(Stored items from a collection)
+ + +

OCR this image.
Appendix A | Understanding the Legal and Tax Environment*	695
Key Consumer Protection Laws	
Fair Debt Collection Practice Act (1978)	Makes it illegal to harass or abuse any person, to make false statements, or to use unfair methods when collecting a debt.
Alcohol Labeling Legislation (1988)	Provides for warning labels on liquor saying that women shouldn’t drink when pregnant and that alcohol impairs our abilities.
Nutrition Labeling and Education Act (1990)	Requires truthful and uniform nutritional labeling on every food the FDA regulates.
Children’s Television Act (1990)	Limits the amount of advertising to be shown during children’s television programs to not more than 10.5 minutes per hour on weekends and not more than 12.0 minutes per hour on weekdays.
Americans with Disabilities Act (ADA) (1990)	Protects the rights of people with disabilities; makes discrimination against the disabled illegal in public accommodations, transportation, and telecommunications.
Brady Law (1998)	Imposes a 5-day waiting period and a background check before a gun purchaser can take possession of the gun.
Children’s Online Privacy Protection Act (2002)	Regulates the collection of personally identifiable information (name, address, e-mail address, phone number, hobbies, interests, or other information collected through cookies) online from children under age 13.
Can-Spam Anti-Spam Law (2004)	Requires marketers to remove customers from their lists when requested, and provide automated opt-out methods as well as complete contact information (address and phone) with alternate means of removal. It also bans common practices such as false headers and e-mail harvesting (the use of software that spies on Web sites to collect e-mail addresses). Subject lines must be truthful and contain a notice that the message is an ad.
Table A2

+ + +

- _PROBLEM DETAILS_
In the listing, find every line containing the word "address" and list it.

- _ANSWER TO THIS PROBLEM_
Children’s Online Privacy Protection Act (2002)	Regulates the collection of personally identifiable information (name, address, e-mail address, phone number, hobbies, interests, or other information collected through cookies) online from children under age 13.
Can-Spam Anti-Spam Law (2004)	Requires marketers to remove customers from their lists when requested, and provide automated opt-out methods as well as complete contact information (address and phone) with alternate means of removal. It also bans common practices such as false headers and e-mail harvesting (the use of software that spies on Web sites to collect e-mail addresses). Subject lines must be truthful and contain a notice that the message is an ad.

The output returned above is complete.